- Material:
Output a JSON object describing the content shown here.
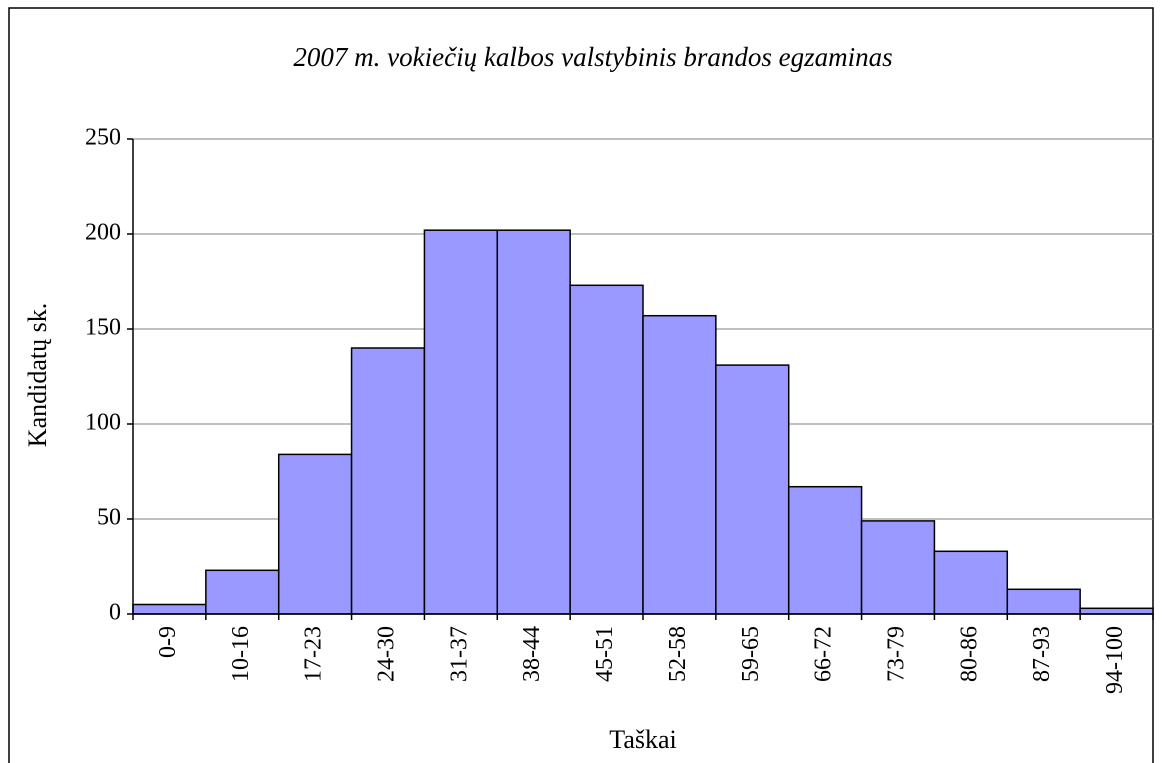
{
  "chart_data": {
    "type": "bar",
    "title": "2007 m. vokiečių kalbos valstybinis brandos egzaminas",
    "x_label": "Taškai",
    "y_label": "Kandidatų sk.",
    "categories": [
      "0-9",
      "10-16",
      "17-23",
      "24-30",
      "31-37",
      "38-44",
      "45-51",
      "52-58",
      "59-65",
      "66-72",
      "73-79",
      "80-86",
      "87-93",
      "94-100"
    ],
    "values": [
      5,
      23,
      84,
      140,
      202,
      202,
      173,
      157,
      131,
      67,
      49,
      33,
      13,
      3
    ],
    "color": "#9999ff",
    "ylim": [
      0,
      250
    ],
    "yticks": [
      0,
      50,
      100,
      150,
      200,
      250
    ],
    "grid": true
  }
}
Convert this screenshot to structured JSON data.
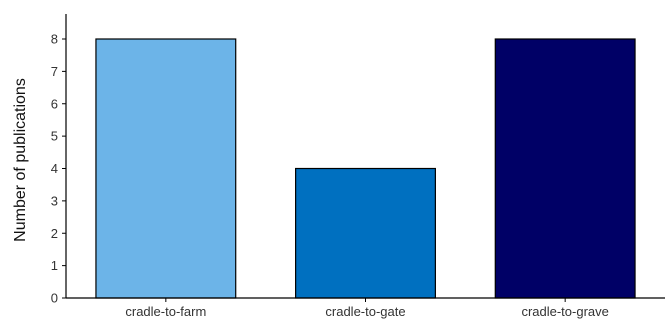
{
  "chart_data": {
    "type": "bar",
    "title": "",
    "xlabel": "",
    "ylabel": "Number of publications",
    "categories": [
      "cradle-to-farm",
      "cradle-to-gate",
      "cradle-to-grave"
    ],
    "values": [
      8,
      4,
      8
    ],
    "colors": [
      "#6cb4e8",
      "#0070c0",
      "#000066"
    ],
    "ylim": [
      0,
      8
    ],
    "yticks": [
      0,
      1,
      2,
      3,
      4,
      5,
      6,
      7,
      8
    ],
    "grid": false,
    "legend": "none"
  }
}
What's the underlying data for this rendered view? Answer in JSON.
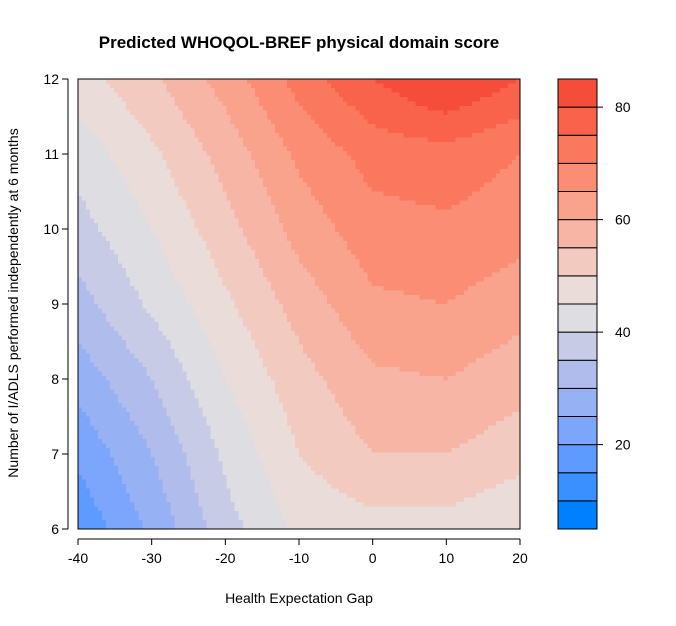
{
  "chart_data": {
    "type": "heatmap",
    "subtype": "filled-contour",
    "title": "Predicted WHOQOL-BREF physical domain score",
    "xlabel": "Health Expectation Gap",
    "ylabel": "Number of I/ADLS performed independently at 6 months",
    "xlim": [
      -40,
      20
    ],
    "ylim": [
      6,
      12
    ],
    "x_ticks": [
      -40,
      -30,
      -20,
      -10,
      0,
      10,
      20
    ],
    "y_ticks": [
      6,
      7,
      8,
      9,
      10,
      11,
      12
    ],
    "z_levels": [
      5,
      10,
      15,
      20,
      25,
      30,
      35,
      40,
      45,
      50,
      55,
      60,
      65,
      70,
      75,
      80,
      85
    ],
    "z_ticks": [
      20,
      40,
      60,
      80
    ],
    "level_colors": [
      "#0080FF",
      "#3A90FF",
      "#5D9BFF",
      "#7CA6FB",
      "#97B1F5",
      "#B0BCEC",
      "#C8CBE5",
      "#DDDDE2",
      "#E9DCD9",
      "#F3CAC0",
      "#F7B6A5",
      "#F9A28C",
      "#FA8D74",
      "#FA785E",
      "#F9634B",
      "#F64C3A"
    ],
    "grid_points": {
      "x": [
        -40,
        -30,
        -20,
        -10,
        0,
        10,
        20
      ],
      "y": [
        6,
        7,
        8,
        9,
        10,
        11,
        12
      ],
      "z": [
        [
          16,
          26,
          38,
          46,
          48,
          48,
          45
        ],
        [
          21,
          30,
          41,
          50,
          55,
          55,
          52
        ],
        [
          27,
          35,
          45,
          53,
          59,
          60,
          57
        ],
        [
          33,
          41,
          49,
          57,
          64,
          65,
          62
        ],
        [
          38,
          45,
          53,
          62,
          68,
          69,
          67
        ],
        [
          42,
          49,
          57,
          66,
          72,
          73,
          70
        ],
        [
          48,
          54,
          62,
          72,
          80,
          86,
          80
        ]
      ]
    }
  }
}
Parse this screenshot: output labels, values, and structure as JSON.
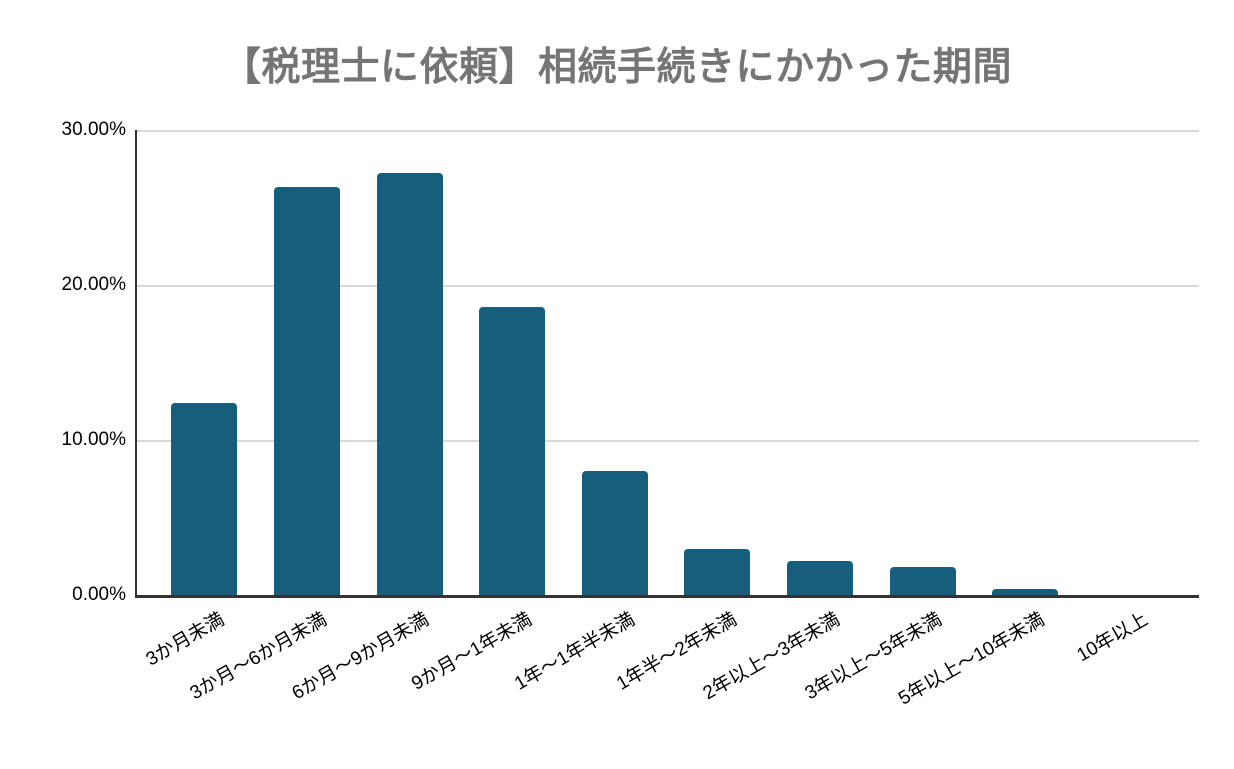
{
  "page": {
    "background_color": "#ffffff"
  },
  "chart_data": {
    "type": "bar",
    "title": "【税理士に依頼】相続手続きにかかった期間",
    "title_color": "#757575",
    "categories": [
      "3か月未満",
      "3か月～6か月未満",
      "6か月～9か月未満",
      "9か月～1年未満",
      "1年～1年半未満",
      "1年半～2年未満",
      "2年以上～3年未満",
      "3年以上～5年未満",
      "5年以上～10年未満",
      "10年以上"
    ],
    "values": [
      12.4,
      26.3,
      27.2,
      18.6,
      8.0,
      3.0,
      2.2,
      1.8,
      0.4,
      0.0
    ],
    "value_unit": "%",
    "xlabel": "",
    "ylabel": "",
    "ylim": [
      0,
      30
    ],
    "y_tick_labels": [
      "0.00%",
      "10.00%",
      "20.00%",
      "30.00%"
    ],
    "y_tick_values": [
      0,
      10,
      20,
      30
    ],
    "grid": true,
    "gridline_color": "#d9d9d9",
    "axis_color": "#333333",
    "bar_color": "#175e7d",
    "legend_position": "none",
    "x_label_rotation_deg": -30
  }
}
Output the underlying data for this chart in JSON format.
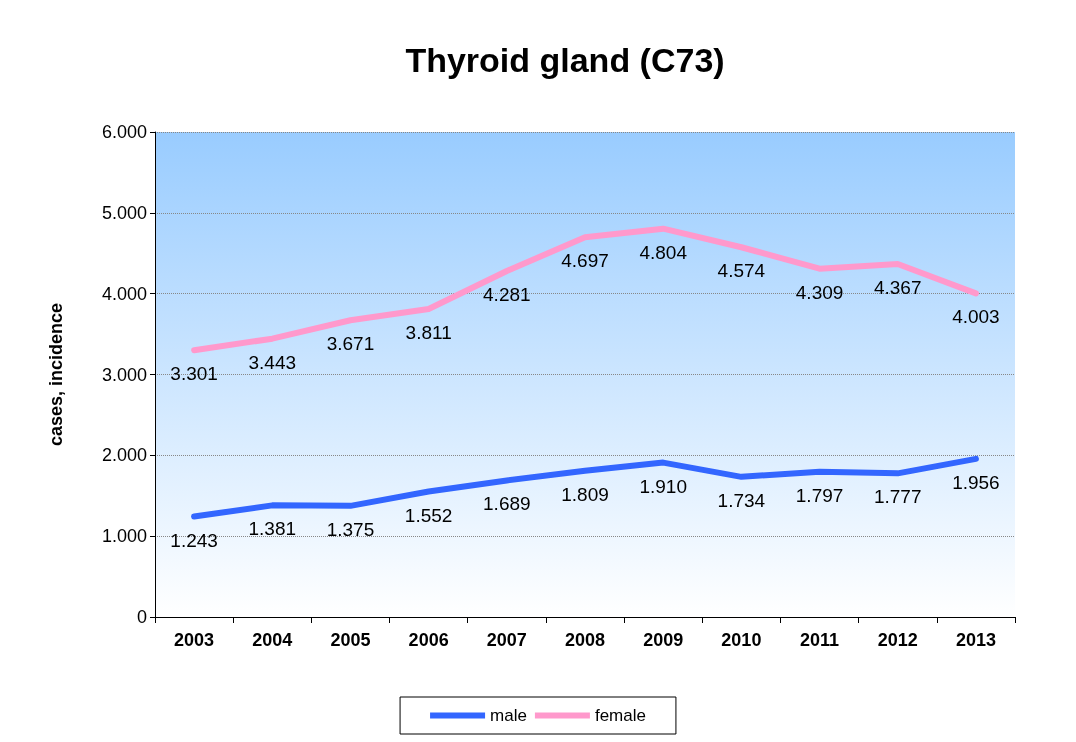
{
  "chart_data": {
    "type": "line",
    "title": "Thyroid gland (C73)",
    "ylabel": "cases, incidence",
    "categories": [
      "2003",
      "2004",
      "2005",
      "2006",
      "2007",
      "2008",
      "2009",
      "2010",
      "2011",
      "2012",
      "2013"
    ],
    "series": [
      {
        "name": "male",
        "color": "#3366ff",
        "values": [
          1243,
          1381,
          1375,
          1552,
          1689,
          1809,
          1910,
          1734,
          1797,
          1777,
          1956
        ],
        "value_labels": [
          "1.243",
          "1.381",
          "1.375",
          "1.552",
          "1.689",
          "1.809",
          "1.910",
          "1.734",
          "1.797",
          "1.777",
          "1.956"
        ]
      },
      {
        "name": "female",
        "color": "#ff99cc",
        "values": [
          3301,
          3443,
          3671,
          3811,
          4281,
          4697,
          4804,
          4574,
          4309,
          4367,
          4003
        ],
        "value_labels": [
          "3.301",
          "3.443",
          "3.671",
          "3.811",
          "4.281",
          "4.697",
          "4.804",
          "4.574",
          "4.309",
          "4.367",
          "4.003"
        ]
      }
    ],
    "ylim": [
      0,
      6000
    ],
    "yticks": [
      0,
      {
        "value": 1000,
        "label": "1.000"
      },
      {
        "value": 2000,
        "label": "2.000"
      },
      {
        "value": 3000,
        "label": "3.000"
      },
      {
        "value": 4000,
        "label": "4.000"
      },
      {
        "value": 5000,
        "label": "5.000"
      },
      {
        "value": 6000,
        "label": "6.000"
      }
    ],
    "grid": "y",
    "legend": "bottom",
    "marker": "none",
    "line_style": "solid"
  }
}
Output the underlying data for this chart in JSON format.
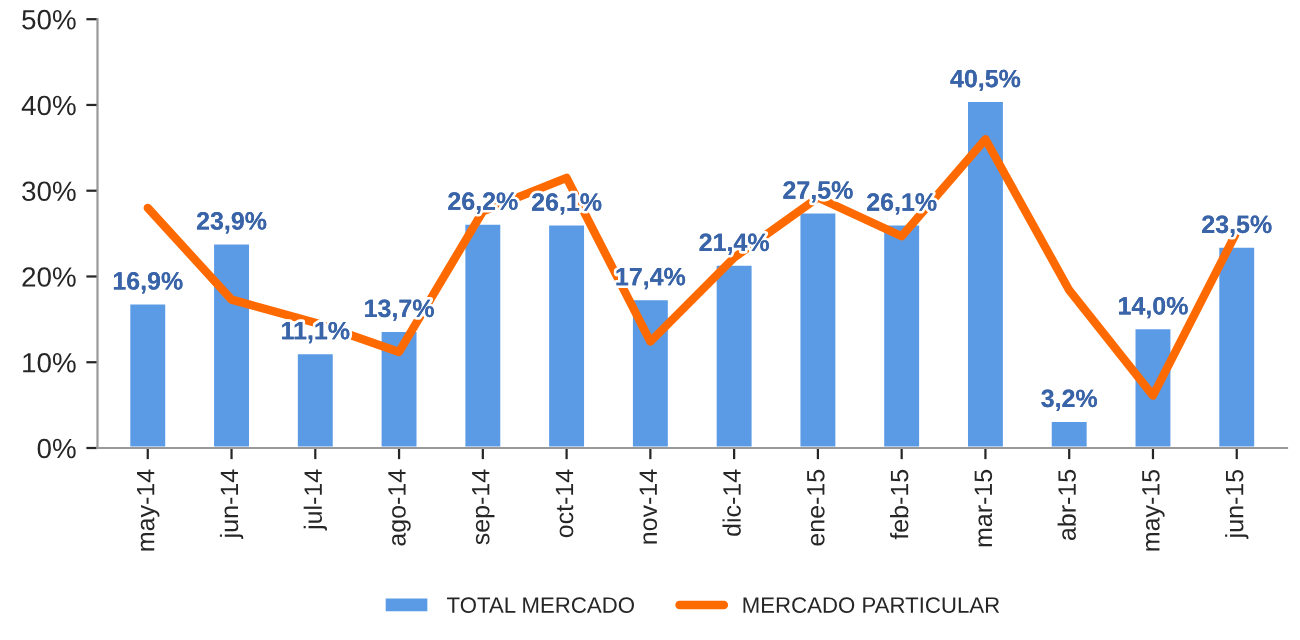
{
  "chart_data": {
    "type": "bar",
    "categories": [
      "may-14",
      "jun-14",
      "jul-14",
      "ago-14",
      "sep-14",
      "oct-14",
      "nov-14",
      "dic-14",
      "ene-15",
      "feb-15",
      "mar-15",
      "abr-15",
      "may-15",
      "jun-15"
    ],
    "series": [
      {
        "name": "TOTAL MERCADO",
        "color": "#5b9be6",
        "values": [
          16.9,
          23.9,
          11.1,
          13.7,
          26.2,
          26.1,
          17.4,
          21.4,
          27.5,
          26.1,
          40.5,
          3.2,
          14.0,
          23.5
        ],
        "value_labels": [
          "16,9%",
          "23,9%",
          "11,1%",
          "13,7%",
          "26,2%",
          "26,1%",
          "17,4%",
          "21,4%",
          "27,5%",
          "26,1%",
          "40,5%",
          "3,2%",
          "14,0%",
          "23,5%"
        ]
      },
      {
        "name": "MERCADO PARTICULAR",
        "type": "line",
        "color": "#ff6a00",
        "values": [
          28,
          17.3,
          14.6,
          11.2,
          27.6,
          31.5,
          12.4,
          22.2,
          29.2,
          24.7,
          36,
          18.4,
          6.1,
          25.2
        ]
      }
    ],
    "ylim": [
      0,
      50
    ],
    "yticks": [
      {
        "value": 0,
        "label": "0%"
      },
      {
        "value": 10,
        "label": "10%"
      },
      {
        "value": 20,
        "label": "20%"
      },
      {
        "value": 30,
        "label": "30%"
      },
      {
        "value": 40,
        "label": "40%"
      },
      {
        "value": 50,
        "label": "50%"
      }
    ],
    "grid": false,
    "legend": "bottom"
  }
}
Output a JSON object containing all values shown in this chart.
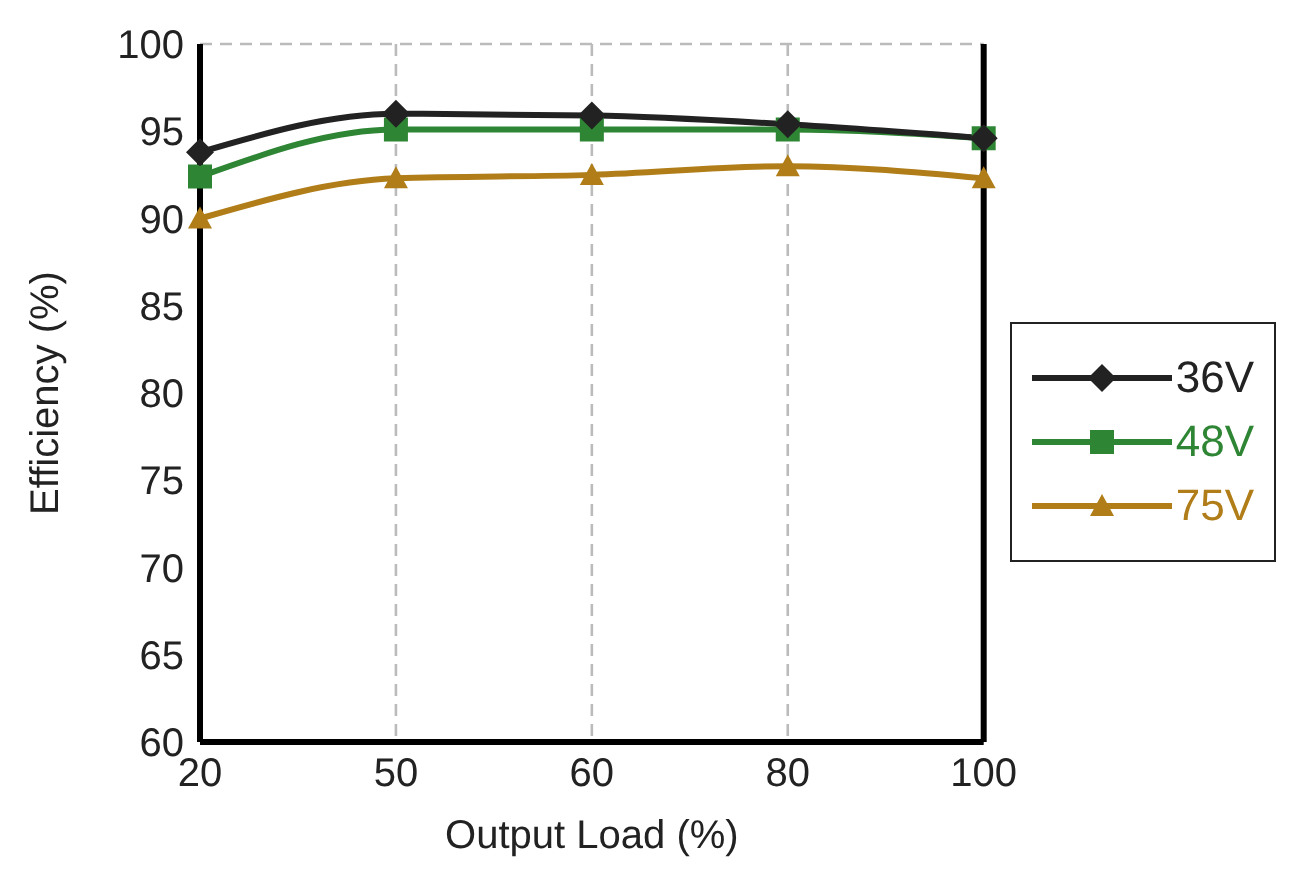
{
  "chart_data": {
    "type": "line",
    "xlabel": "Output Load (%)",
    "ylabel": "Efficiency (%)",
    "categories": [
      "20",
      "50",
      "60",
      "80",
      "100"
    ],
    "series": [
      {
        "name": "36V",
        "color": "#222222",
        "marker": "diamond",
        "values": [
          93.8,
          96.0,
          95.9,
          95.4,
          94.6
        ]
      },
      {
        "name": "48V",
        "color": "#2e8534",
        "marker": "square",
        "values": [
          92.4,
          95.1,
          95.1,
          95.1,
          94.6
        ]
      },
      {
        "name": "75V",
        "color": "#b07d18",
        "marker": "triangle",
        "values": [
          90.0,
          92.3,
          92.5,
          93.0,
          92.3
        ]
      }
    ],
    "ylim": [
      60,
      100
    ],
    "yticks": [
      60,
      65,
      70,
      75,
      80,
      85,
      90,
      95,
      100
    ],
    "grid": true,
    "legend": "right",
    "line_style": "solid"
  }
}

- Set problem:
From the listing above, copy all lines holding the word "Number".

- Expected answer:
    "ylabel": "Number of publications",
    "ylabel": "Number of I/ADLS performed independently at 6 months",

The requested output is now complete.